[Data entries start]

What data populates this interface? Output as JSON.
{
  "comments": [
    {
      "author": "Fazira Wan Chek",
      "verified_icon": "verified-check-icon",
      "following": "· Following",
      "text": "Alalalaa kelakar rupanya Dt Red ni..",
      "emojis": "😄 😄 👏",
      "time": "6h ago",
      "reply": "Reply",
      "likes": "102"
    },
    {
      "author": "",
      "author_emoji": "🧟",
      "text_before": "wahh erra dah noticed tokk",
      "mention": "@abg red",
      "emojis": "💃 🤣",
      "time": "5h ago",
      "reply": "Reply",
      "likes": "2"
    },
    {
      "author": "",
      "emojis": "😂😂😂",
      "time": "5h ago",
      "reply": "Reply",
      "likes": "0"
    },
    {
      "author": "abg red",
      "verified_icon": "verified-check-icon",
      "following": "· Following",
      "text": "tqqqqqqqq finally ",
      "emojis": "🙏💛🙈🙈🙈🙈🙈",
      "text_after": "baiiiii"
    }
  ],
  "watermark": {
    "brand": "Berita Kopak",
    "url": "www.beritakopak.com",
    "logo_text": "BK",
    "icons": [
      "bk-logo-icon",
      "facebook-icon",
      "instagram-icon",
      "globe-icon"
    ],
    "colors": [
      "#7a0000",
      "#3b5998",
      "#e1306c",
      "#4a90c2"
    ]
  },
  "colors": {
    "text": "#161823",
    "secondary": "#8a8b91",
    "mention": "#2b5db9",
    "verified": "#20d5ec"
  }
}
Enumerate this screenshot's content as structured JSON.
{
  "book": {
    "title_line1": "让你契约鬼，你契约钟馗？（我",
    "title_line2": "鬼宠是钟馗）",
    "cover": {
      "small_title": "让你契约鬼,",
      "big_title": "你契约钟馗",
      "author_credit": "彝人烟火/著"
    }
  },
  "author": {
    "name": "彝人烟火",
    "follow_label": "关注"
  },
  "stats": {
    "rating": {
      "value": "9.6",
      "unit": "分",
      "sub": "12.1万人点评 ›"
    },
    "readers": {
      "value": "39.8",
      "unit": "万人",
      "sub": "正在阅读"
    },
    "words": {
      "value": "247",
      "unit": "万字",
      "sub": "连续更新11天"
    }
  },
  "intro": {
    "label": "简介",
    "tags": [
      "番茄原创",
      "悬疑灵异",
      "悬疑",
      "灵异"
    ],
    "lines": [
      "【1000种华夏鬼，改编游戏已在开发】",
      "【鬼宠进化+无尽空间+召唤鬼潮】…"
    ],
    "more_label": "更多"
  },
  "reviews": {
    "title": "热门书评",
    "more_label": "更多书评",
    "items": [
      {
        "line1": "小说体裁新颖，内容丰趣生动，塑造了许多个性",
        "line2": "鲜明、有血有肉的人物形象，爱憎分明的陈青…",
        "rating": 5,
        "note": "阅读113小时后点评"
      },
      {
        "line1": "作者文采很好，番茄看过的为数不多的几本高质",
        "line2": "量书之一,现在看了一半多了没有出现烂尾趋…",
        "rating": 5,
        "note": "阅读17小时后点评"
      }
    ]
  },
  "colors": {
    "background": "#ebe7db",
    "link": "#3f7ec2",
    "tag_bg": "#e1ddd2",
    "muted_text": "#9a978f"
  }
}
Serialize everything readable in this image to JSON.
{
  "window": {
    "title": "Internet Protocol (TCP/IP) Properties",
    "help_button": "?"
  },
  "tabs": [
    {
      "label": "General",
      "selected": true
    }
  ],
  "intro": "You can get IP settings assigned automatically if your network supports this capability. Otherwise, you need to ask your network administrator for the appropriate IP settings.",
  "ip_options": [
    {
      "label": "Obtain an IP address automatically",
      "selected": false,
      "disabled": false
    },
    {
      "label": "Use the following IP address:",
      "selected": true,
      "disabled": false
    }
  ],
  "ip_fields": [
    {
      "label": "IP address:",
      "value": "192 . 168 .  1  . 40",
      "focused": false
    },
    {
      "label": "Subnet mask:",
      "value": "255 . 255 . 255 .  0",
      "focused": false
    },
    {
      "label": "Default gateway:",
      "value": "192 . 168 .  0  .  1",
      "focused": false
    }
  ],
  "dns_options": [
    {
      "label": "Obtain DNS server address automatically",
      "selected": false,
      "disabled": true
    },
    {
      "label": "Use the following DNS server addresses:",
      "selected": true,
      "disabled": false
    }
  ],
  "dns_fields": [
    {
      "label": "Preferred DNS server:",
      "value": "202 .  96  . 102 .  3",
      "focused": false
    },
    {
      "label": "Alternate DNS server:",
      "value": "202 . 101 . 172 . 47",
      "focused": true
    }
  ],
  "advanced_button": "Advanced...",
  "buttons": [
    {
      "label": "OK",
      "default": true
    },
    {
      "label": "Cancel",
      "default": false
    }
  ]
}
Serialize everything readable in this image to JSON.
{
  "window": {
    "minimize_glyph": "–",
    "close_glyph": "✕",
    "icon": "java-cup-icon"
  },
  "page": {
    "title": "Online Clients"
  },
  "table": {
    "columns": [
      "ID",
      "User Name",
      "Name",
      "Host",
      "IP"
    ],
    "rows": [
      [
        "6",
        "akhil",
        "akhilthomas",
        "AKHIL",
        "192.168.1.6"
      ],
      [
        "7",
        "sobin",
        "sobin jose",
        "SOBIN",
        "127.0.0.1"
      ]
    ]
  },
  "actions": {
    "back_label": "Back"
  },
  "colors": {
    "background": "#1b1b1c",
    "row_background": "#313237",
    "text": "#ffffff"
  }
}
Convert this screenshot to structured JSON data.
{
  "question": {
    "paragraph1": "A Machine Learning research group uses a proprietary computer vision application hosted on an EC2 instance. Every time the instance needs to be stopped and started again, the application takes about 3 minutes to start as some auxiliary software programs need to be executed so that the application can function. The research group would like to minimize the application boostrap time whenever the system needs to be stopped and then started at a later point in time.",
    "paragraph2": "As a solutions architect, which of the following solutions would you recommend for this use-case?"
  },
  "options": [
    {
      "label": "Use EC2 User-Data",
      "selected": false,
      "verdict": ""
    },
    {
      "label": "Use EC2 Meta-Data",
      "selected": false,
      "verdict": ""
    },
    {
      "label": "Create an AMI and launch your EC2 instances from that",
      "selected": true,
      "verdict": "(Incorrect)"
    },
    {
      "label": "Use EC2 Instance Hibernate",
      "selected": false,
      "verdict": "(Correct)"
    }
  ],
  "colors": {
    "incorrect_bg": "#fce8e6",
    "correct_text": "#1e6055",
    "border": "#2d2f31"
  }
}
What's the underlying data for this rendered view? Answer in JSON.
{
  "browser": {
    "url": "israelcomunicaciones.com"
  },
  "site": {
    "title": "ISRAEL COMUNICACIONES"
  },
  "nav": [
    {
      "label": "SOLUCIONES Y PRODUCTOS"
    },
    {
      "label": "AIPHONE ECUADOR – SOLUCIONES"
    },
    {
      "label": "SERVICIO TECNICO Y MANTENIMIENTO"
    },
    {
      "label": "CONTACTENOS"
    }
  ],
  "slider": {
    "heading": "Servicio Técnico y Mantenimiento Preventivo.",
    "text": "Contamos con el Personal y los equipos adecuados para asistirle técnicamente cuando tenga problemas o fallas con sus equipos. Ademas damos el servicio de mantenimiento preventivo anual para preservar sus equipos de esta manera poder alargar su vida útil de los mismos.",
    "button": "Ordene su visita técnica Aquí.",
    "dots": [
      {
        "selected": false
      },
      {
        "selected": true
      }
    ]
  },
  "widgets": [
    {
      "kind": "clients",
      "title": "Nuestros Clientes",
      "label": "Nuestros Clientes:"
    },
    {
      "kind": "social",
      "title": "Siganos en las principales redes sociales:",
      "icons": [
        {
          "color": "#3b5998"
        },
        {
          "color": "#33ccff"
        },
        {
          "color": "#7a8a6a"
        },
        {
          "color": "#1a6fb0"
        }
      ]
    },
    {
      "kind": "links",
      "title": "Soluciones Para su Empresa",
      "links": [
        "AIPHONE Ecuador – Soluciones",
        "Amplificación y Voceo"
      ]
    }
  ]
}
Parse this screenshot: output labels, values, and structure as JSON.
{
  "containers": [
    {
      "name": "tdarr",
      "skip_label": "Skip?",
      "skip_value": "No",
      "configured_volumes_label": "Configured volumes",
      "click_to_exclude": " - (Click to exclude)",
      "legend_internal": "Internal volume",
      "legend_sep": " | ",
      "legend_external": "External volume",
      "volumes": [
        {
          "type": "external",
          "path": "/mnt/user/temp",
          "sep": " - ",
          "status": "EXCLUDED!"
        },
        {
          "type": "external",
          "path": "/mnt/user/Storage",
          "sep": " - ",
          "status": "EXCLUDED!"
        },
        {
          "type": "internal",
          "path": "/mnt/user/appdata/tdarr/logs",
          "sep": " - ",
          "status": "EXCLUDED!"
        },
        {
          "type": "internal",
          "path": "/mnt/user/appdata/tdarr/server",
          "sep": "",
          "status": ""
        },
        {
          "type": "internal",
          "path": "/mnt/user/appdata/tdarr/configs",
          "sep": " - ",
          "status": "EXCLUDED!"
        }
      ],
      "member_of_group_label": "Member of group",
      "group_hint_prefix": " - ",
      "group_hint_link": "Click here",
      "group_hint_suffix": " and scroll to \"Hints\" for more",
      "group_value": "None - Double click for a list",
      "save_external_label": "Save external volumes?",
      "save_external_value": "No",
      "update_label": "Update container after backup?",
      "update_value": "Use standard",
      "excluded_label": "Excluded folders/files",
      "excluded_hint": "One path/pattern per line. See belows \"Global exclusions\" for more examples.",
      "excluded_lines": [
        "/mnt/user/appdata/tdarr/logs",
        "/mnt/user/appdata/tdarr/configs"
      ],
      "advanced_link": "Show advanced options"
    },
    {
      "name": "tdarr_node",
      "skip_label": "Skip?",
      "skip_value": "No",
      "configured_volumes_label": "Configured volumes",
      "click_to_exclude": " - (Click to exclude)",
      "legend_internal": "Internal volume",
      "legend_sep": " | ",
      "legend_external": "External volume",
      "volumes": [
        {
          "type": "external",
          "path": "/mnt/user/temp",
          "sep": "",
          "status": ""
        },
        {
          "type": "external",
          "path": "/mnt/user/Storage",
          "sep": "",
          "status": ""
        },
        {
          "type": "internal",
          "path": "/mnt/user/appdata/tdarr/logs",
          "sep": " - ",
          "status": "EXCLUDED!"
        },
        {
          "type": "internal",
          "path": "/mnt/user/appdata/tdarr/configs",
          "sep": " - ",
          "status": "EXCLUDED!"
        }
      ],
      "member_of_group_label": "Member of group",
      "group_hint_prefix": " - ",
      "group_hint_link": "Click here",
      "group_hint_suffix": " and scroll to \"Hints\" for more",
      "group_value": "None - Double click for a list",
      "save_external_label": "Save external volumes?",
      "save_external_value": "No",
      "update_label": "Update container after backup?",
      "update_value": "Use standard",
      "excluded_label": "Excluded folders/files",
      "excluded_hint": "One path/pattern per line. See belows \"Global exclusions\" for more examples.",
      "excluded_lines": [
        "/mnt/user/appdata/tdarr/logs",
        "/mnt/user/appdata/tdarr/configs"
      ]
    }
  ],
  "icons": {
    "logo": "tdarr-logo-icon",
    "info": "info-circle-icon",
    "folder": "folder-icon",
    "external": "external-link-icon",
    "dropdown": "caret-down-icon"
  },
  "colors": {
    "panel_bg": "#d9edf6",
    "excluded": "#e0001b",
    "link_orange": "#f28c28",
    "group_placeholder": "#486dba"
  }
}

[Data entries end]

• The request
Search the entries for the string "Clientes" and collect each line that has it.

• Solved exercise
      "title": "Nuestros Clientes",
      "label": "Nuestros Clientes:"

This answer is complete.